:: INPUT RECORDS ::

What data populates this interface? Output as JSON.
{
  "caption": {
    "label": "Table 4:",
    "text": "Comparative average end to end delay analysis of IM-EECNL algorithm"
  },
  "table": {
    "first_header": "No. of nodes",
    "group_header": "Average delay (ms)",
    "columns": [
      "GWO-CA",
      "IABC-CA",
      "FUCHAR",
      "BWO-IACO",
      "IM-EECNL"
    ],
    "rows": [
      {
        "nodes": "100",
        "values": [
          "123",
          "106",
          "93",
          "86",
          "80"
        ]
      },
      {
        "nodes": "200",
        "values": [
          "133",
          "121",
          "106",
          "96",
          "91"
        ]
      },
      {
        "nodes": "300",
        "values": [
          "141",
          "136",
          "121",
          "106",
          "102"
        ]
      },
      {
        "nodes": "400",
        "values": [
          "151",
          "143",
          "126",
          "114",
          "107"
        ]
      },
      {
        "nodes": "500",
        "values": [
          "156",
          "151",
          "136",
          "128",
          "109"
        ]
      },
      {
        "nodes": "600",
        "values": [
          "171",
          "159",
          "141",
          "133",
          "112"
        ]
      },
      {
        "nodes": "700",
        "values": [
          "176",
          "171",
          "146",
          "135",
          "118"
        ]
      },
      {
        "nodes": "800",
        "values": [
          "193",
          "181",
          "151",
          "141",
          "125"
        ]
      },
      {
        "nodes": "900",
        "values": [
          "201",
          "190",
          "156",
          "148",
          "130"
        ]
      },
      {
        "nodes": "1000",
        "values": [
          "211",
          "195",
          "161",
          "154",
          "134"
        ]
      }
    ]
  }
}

:: YOUR GOAL ::
Retype all of the material above with every character intact.

:: SOLUTION ::
What data populates this interface? Output as JSON.
{
  "caption": {
    "label": "Table 4:",
    "text": "Comparative average end to end delay analysis of IM-EECNL algorithm"
  },
  "table": {
    "first_header": "No. of nodes",
    "group_header": "Average delay (ms)",
    "columns": [
      "GWO-CA",
      "IABC-CA",
      "FUCHAR",
      "BWO-IACO",
      "IM-EECNL"
    ],
    "rows": [
      {
        "nodes": "100",
        "values": [
          "123",
          "106",
          "93",
          "86",
          "80"
        ]
      },
      {
        "nodes": "200",
        "values": [
          "133",
          "121",
          "106",
          "96",
          "91"
        ]
      },
      {
        "nodes": "300",
        "values": [
          "141",
          "136",
          "121",
          "106",
          "102"
        ]
      },
      {
        "nodes": "400",
        "values": [
          "151",
          "143",
          "126",
          "114",
          "107"
        ]
      },
      {
        "nodes": "500",
        "values": [
          "156",
          "151",
          "136",
          "128",
          "109"
        ]
      },
      {
        "nodes": "600",
        "values": [
          "171",
          "159",
          "141",
          "133",
          "112"
        ]
      },
      {
        "nodes": "700",
        "values": [
          "176",
          "171",
          "146",
          "135",
          "118"
        ]
      },
      {
        "nodes": "800",
        "values": [
          "193",
          "181",
          "151",
          "141",
          "125"
        ]
      },
      {
        "nodes": "900",
        "values": [
          "201",
          "190",
          "156",
          "148",
          "130"
        ]
      },
      {
        "nodes": "1000",
        "values": [
          "211",
          "195",
          "161",
          "154",
          "134"
        ]
      }
    ]
  }
}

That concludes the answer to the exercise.